## Begin MATERIAL

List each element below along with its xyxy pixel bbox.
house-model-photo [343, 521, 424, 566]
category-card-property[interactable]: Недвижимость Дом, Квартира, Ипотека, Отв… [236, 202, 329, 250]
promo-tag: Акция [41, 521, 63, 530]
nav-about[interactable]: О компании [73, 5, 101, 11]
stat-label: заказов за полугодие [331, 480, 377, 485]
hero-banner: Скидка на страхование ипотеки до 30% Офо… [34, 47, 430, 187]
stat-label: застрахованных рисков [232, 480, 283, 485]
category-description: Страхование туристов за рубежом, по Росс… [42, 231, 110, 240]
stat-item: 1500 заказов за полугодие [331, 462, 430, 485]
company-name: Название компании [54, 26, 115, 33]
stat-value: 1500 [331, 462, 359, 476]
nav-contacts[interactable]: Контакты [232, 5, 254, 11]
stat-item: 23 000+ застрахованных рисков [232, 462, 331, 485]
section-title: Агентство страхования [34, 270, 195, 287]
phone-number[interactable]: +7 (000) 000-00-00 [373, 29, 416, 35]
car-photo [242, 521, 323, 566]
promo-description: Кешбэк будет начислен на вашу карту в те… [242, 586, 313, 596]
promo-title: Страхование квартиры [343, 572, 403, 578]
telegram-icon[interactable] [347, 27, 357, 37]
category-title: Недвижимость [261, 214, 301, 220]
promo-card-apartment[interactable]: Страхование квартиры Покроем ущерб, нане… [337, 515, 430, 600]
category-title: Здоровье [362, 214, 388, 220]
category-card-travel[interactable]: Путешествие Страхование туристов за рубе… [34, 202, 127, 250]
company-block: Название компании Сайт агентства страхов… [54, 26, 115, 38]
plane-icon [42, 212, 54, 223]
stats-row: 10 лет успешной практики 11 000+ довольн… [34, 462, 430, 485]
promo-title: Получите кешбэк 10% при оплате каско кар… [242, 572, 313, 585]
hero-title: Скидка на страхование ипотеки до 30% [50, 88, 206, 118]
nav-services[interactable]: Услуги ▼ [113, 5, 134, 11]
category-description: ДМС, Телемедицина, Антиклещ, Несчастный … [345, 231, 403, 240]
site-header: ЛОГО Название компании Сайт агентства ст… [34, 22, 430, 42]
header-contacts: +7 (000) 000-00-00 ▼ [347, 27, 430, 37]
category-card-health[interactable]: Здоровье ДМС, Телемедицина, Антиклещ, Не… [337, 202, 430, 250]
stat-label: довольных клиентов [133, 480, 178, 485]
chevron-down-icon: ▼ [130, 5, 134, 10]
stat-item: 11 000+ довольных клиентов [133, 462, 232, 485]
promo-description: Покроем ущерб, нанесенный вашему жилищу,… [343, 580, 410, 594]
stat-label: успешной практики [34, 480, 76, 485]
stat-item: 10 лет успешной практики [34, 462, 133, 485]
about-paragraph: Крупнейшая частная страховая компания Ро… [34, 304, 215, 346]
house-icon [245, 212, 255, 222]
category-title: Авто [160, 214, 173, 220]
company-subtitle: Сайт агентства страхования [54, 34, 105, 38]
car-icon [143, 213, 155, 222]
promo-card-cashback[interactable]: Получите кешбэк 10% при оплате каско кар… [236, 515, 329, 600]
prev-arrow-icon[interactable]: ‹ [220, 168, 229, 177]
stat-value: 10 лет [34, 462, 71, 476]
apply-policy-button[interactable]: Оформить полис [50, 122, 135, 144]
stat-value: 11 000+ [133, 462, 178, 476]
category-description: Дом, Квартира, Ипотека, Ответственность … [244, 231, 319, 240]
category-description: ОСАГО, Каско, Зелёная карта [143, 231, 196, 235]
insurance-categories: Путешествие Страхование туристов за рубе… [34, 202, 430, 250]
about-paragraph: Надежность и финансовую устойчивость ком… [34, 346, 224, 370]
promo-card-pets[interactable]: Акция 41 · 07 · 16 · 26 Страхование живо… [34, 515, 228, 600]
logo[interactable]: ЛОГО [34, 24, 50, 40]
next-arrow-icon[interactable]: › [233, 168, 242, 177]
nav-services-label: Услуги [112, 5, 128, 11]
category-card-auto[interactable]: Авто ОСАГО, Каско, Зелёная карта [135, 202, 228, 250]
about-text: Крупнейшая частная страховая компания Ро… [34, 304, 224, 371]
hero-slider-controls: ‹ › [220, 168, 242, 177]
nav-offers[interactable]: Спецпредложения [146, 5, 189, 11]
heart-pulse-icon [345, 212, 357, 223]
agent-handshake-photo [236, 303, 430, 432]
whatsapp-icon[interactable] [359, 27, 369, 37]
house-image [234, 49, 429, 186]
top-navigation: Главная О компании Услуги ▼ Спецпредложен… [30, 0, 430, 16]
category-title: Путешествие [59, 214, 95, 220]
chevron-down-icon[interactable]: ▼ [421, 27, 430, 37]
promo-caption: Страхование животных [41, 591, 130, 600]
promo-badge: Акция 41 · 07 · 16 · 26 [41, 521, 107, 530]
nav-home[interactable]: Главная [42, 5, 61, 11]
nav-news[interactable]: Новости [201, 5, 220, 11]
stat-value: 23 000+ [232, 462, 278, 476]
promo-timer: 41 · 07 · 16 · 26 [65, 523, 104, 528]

## End MATERIAL

- YOUR OBJECTIVE
Retype every line of the stored entries above without changing a single character.

- COMPLETE RESPONSE
List each element below along with its xyxy pixel bbox.
house-model-photo [343, 521, 424, 566]
category-card-property[interactable]: Недвижимость Дом, Квартира, Ипотека, Отв… [236, 202, 329, 250]
promo-tag: Акция [41, 521, 63, 530]
nav-about[interactable]: О компании [73, 5, 101, 11]
stat-label: заказов за полугодие [331, 480, 377, 485]
hero-banner: Скидка на страхование ипотеки до 30% Офо… [34, 47, 430, 187]
stat-label: застрахованных рисков [232, 480, 283, 485]
category-description: Страхование туристов за рубежом, по Росс… [42, 231, 110, 240]
stat-item: 1500 заказов за полугодие [331, 462, 430, 485]
company-name: Название компании [54, 26, 115, 33]
stat-value: 1500 [331, 462, 359, 476]
nav-contacts[interactable]: Контакты [232, 5, 254, 11]
stat-item: 23 000+ застрахованных рисков [232, 462, 331, 485]
section-title: Агентство страхования [34, 270, 195, 287]
phone-number[interactable]: +7 (000) 000-00-00 [373, 29, 416, 35]
car-photo [242, 521, 323, 566]
promo-description: Кешбэк будет начислен на вашу карту в те… [242, 586, 313, 596]
promo-title: Страхование квартиры [343, 572, 403, 578]
telegram-icon[interactable] [347, 27, 357, 37]
category-title: Недвижимость [261, 214, 301, 220]
promo-card-apartment[interactable]: Страхование квартиры Покроем ущерб, нане… [337, 515, 430, 600]
category-title: Здоровье [362, 214, 388, 220]
category-card-travel[interactable]: Путешествие Страхование туристов за рубе… [34, 202, 127, 250]
company-block: Название компании Сайт агентства страхов… [54, 26, 115, 38]
plane-icon [42, 212, 54, 223]
stats-row: 10 лет успешной практики 11 000+ довольн… [34, 462, 430, 485]
promo-title: Получите кешбэк 10% при оплате каско кар… [242, 572, 313, 585]
hero-title: Скидка на страхование ипотеки до 30% [50, 88, 206, 118]
nav-services[interactable]: Услуги ▼ [113, 5, 134, 11]
category-description: ДМС, Телемедицина, Антиклещ, Несчастный … [345, 231, 403, 240]
site-header: ЛОГО Название компании Сайт агентства ст… [34, 22, 430, 42]
header-contacts: +7 (000) 000-00-00 ▼ [347, 27, 430, 37]
category-card-health[interactable]: Здоровье ДМС, Телемедицина, Антиклещ, Не… [337, 202, 430, 250]
stat-label: довольных клиентов [133, 480, 178, 485]
chevron-down-icon: ▼ [130, 5, 134, 10]
stat-item: 11 000+ довольных клиентов [133, 462, 232, 485]
promo-description: Покроем ущерб, нанесенный вашему жилищу,… [343, 580, 410, 594]
stat-label: успешной практики [34, 480, 76, 485]
stat-item: 10 лет успешной практики [34, 462, 133, 485]
about-paragraph: Крупнейшая частная страховая компания Ро… [34, 304, 215, 346]
house-icon [245, 212, 255, 222]
category-title: Авто [160, 214, 173, 220]
company-subtitle: Сайт агентства страхования [54, 34, 105, 38]
car-icon [143, 213, 155, 222]
promo-card-cashback[interactable]: Получите кешбэк 10% при оплате каско кар… [236, 515, 329, 600]
prev-arrow-icon[interactable]: ‹ [220, 168, 229, 177]
stat-value: 10 лет [34, 462, 71, 476]
apply-policy-button[interactable]: Оформить полис [50, 122, 135, 144]
stat-value: 11 000+ [133, 462, 178, 476]
category-description: Дом, Квартира, Ипотека, Ответственность … [244, 231, 319, 240]
category-description: ОСАГО, Каско, Зелёная карта [143, 231, 196, 235]
insurance-categories: Путешествие Страхование туристов за рубе… [34, 202, 430, 250]
about-paragraph: Надежность и финансовую устойчивость ком… [34, 346, 224, 370]
promo-card-pets[interactable]: Акция 41 · 07 · 16 · 26 Страхование живо… [34, 515, 228, 600]
logo[interactable]: ЛОГО [34, 24, 50, 40]
next-arrow-icon[interactable]: › [233, 168, 242, 177]
nav-services-label: Услуги [112, 5, 128, 11]
category-card-auto[interactable]: Авто ОСАГО, Каско, Зелёная карта [135, 202, 228, 250]
about-text: Крупнейшая частная страховая компания Ро… [34, 304, 224, 371]
hero-slider-controls: ‹ › [220, 168, 242, 177]
nav-offers[interactable]: Спецпредложения [146, 5, 189, 11]
heart-pulse-icon [345, 212, 357, 223]
agent-handshake-photo [236, 303, 430, 432]
whatsapp-icon[interactable] [359, 27, 369, 37]
house-image [234, 49, 429, 186]
top-navigation: Главная О компании Услуги ▼ Спецпредложен… [30, 0, 430, 16]
category-title: Путешествие [59, 214, 95, 220]
chevron-down-icon[interactable]: ▼ [421, 27, 430, 37]
promo-caption: Страхование животных [41, 591, 130, 600]
promo-badge: Акция 41 · 07 · 16 · 26 [41, 521, 107, 530]
nav-home[interactable]: Главная [42, 5, 61, 11]
nav-news[interactable]: Новости [201, 5, 220, 11]
stat-value: 23 000+ [232, 462, 278, 476]
promo-timer: 41 · 07 · 16 · 26 [65, 523, 104, 528]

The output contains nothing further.